■ Directions:
Skip all pictures, then print the remaining material exactly.

* Begin The input *

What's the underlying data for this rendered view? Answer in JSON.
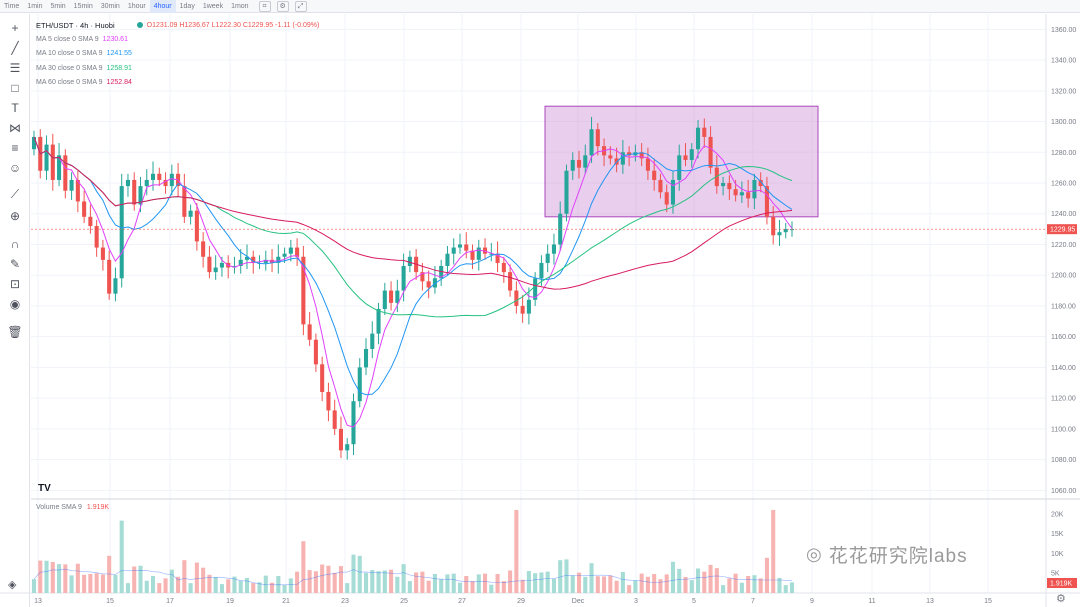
{
  "timeframes": [
    {
      "label": "Time",
      "active": false
    },
    {
      "label": "1min",
      "active": false
    },
    {
      "label": "5min",
      "active": false
    },
    {
      "label": "15min",
      "active": false
    },
    {
      "label": "30min",
      "active": false
    },
    {
      "label": "1hour",
      "active": false
    },
    {
      "label": "4hour",
      "active": true
    },
    {
      "label": "1day",
      "active": false
    },
    {
      "label": "1week",
      "active": false
    },
    {
      "label": "1mon",
      "active": false
    }
  ],
  "header": {
    "symbol": "ETH/USDT · 4h · Huobi",
    "open": "O1231.09",
    "high": "H1236.67",
    "low": "L1222.30",
    "close": "C1229.95",
    "change": "-1.11 (-0.09%)"
  },
  "indicators": [
    {
      "label": "MA 5 close 0 SMA 9",
      "value": "1230.61",
      "color": "#e040fb"
    },
    {
      "label": "MA 10 close 0 SMA 9",
      "value": "1241.55",
      "color": "#2196f3"
    },
    {
      "label": "MA 30 close 0 SMA 9",
      "value": "1258.91",
      "color": "#26c281"
    },
    {
      "label": "MA 60 close 0 SMA 9",
      "value": "1252.84",
      "color": "#d81b60"
    }
  ],
  "volume_legend": {
    "label": "Volume SMA 9",
    "value": "1.919K"
  },
  "price_axis": [
    "1360.00",
    "1340.00",
    "1320.00",
    "1300.00",
    "1280.00",
    "1260.00",
    "1240.00",
    "1220.00",
    "1200.00",
    "1180.00",
    "1160.00",
    "1140.00",
    "1120.00",
    "1100.00",
    "1080.00",
    "1060.00"
  ],
  "current_price": "1229.95",
  "volume_axis": [
    "20K",
    "15K",
    "10K",
    "5K"
  ],
  "current_volume": "1.919K",
  "time_axis": [
    "13",
    "15",
    "17",
    "19",
    "21",
    "23",
    "25",
    "27",
    "29",
    "Dec",
    "3",
    "5",
    "7",
    "9",
    "11",
    "13",
    "15"
  ],
  "watermark": "花花研究院labs",
  "colors": {
    "up": "#26a69a",
    "down": "#ef5350",
    "box": "#ce93d8"
  },
  "chart_data": {
    "type": "candlestick",
    "ylim": [
      1055,
      1370
    ],
    "closes": [
      1290,
      1268,
      1285,
      1262,
      1278,
      1255,
      1262,
      1248,
      1238,
      1232,
      1218,
      1210,
      1188,
      1198,
      1258,
      1262,
      1246,
      1258,
      1262,
      1266,
      1262,
      1258,
      1266,
      1258,
      1238,
      1242,
      1222,
      1212,
      1202,
      1205,
      1208,
      1205,
      1206,
      1210,
      1212,
      1208,
      1208,
      1210,
      1208,
      1212,
      1214,
      1218,
      1212,
      1168,
      1158,
      1142,
      1124,
      1112,
      1100,
      1086,
      1090,
      1118,
      1140,
      1152,
      1162,
      1178,
      1190,
      1182,
      1190,
      1206,
      1212,
      1202,
      1196,
      1192,
      1198,
      1206,
      1214,
      1218,
      1220,
      1216,
      1210,
      1218,
      1214,
      1214,
      1208,
      1202,
      1190,
      1180,
      1175,
      1184,
      1198,
      1208,
      1214,
      1220,
      1240,
      1268,
      1275,
      1270,
      1278,
      1295,
      1284,
      1278,
      1276,
      1272,
      1280,
      1278,
      1280,
      1276,
      1268,
      1262,
      1254,
      1246,
      1262,
      1278,
      1275,
      1282,
      1296,
      1290,
      1270,
      1258,
      1260,
      1256,
      1252,
      1254,
      1250,
      1262,
      1258,
      1238,
      1226,
      1228,
      1230,
      1230
    ],
    "ma_values": [
      1230.61,
      1241.55,
      1258.91,
      1252.84
    ],
    "volume_sma": 1.919
  }
}
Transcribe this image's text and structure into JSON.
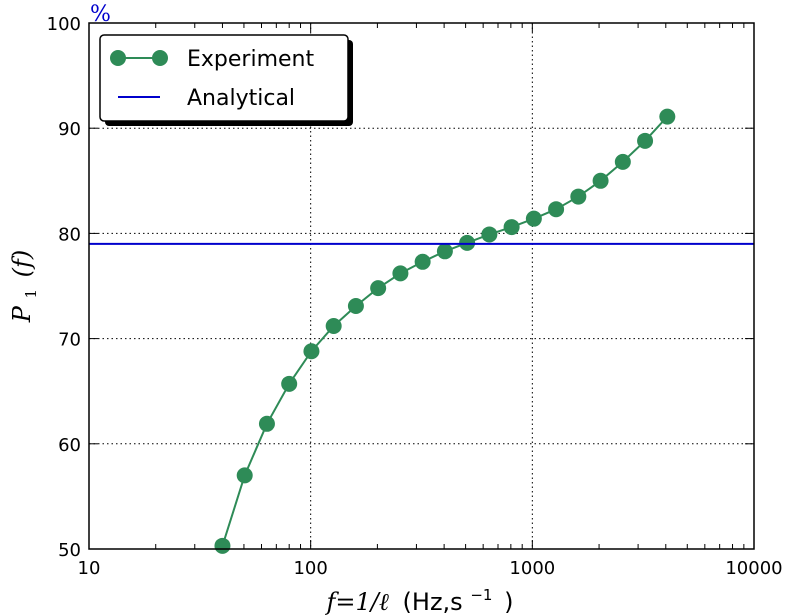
{
  "chart_data": {
    "type": "line",
    "xscale": "log",
    "xlim": [
      10,
      10000
    ],
    "ylim": [
      50,
      100
    ],
    "x_ticks": [
      10,
      100,
      1000,
      10000
    ],
    "x_tick_labels": [
      "10",
      "100",
      "1000",
      "10000"
    ],
    "y_ticks": [
      50,
      60,
      70,
      80,
      90,
      100
    ],
    "y_tick_labels": [
      "50",
      "60",
      "70",
      "80",
      "90",
      "100"
    ],
    "y_unit": "%",
    "xlabel_math": "f=1/ℓ",
    "xlabel_units": "(Hz,s",
    "xlabel_exp": "−1",
    "xlabel_close": ")",
    "ylabel_script": "P",
    "ylabel_sub": "1",
    "ylabel_arg": "(f)",
    "grid": true,
    "legend_position": "top-left",
    "series": [
      {
        "name": "Experiment",
        "color": "#2e8b57",
        "marker": "circle",
        "x": [
          40,
          50.4,
          63.5,
          80,
          100.8,
          127,
          160,
          201.6,
          254,
          320,
          403.2,
          508,
          640,
          806.3,
          1016,
          1280,
          1612.7,
          2032,
          2560,
          3225.4,
          4064
        ],
        "y": [
          50.3,
          57.0,
          61.9,
          65.7,
          68.8,
          71.2,
          73.1,
          74.8,
          76.2,
          77.3,
          78.3,
          79.1,
          79.9,
          80.6,
          81.4,
          82.3,
          83.5,
          85.0,
          86.8,
          88.8,
          91.1
        ]
      },
      {
        "name": "Analytical",
        "color": "#0000cc",
        "marker": "none",
        "x": [
          10,
          10000
        ],
        "y": [
          79.0,
          79.0
        ]
      }
    ]
  }
}
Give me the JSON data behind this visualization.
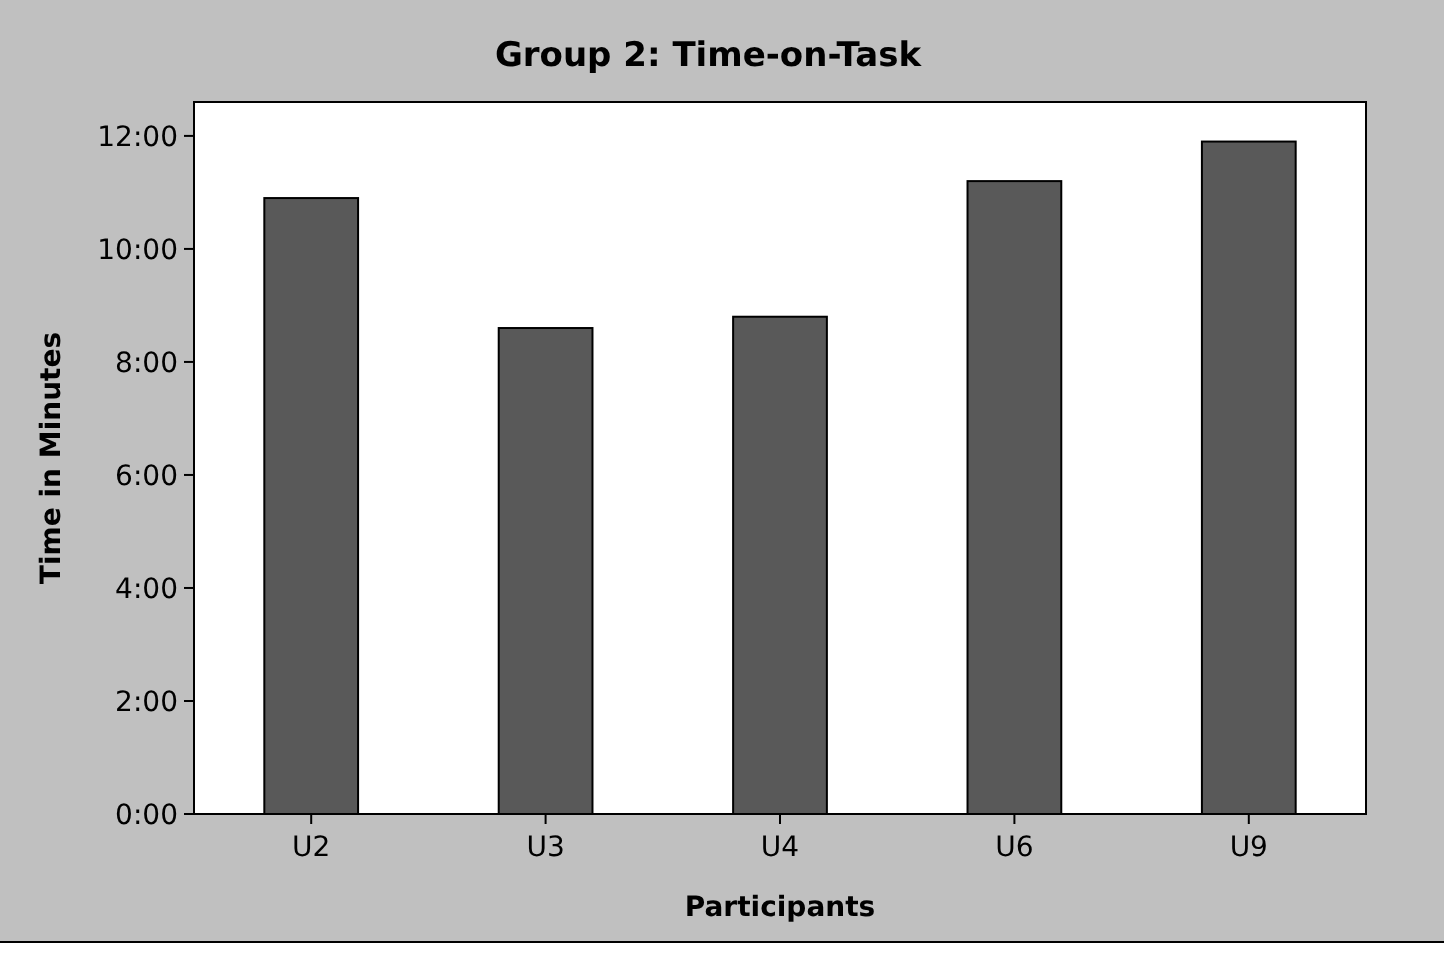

* End The input *

■ Answer to the task:
What's the underlying data for this rendered view? Answer in JSON.
{
  "timeframes": [
    {
      "label": "Time",
      "active": false
    },
    {
      "label": "1min",
      "active": false
    },
    {
      "label": "5min",
      "active": false
    },
    {
      "label": "15min",
      "active": false
    },
    {
      "label": "30min",
      "active": false
    },
    {
      "label": "1hour",
      "active": false
    },
    {
      "label": "4hour",
      "active": true
    },
    {
      "label": "1day",
      "active": false
    },
    {
      "label": "1week",
      "active": false
    },
    {
      "label": "1mon",
      "active": false
    }
  ],
  "header": {
    "symbol": "ETH/USDT · 4h · Huobi",
    "open": "O1231.09",
    "high": "H1236.67",
    "low": "L1222.30",
    "close": "C1229.95",
    "change": "-1.11 (-0.09%)"
  },
  "indicators": [
    {
      "label": "MA 5 close 0 SMA 9",
      "value": "1230.61",
      "color": "#e040fb"
    },
    {
      "label": "MA 10 close 0 SMA 9",
      "value": "1241.55",
      "color": "#2196f3"
    },
    {
      "label": "MA 30 close 0 SMA 9",
      "value": "1258.91",
      "color": "#26c281"
    },
    {
      "label": "MA 60 close 0 SMA 9",
      "value": "1252.84",
      "color": "#d81b60"
    }
  ],
  "volume_legend": {
    "label": "Volume SMA 9",
    "value": "1.919K"
  },
  "price_axis": [
    "1360.00",
    "1340.00",
    "1320.00",
    "1300.00",
    "1280.00",
    "1260.00",
    "1240.00",
    "1220.00",
    "1200.00",
    "1180.00",
    "1160.00",
    "1140.00",
    "1120.00",
    "1100.00",
    "1080.00",
    "1060.00"
  ],
  "current_price": "1229.95",
  "volume_axis": [
    "20K",
    "15K",
    "10K",
    "5K"
  ],
  "current_volume": "1.919K",
  "time_axis": [
    "13",
    "15",
    "17",
    "19",
    "21",
    "23",
    "25",
    "27",
    "29",
    "Dec",
    "3",
    "5",
    "7",
    "9",
    "11",
    "13",
    "15"
  ],
  "watermark": "花花研究院labs",
  "colors": {
    "up": "#26a69a",
    "down": "#ef5350",
    "box": "#ce93d8"
  },
  "chart_data": {
    "type": "candlestick",
    "ylim": [
      1055,
      1370
    ],
    "closes": [
      1290,
      1268,
      1285,
      1262,
      1278,
      1255,
      1262,
      1248,
      1238,
      1232,
      1218,
      1210,
      1188,
      1198,
      1258,
      1262,
      1246,
      1258,
      1262,
      1266,
      1262,
      1258,
      1266,
      1258,
      1238,
      1242,
      1222,
      1212,
      1202,
      1205,
      1208,
      1205,
      1206,
      1210,
      1212,
      1208,
      1208,
      1210,
      1208,
      1212,
      1214,
      1218,
      1212,
      1168,
      1158,
      1142,
      1124,
      1112,
      1100,
      1086,
      1090,
      1118,
      1140,
      1152,
      1162,
      1178,
      1190,
      1182,
      1190,
      1206,
      1212,
      1202,
      1196,
      1192,
      1198,
      1206,
      1214,
      1218,
      1220,
      1216,
      1210,
      1218,
      1214,
      1214,
      1208,
      1202,
      1190,
      1180,
      1175,
      1184,
      1198,
      1208,
      1214,
      1220,
      1240,
      1268,
      1275,
      1270,
      1278,
      1295,
      1284,
      1278,
      1276,
      1272,
      1280,
      1278,
      1280,
      1276,
      1268,
      1262,
      1254,
      1246,
      1262,
      1278,
      1275,
      1282,
      1296,
      1290,
      1270,
      1258,
      1260,
      1256,
      1252,
      1254,
      1250,
      1262,
      1258,
      1238,
      1226,
      1228,
      1230,
      1230
    ],
    "ma_values": [
      1230.61,
      1241.55,
      1258.91,
      1252.84
    ],
    "volume_sma": 1.919
  }
}
Transcribe this image's text and structure into JSON.
{
  "chart_data": {
    "type": "line",
    "xscale": "log",
    "xlim": [
      10,
      10000
    ],
    "ylim": [
      50,
      100
    ],
    "x_ticks": [
      10,
      100,
      1000,
      10000
    ],
    "x_tick_labels": [
      "10",
      "100",
      "1000",
      "10000"
    ],
    "y_ticks": [
      50,
      60,
      70,
      80,
      90,
      100
    ],
    "y_tick_labels": [
      "50",
      "60",
      "70",
      "80",
      "90",
      "100"
    ],
    "y_unit": "%",
    "xlabel_math": "f=1/ℓ",
    "xlabel_units": "(Hz,s",
    "xlabel_exp": "−1",
    "xlabel_close": ")",
    "ylabel_script": "P",
    "ylabel_sub": "1",
    "ylabel_arg": "(f)",
    "grid": true,
    "legend_position": "top-left",
    "series": [
      {
        "name": "Experiment",
        "color": "#2e8b57",
        "marker": "circle",
        "x": [
          40,
          50.4,
          63.5,
          80,
          100.8,
          127,
          160,
          201.6,
          254,
          320,
          403.2,
          508,
          640,
          806.3,
          1016,
          1280,
          1612.7,
          2032,
          2560,
          3225.4,
          4064
        ],
        "y": [
          50.3,
          57.0,
          61.9,
          65.7,
          68.8,
          71.2,
          73.1,
          74.8,
          76.2,
          77.3,
          78.3,
          79.1,
          79.9,
          80.6,
          81.4,
          82.3,
          83.5,
          85.0,
          86.8,
          88.8,
          91.1
        ]
      },
      {
        "name": "Analytical",
        "color": "#0000cc",
        "marker": "none",
        "x": [
          10,
          10000
        ],
        "y": [
          79.0,
          79.0
        ]
      }
    ]
  }
}
Give me the JSON data behind this visualization.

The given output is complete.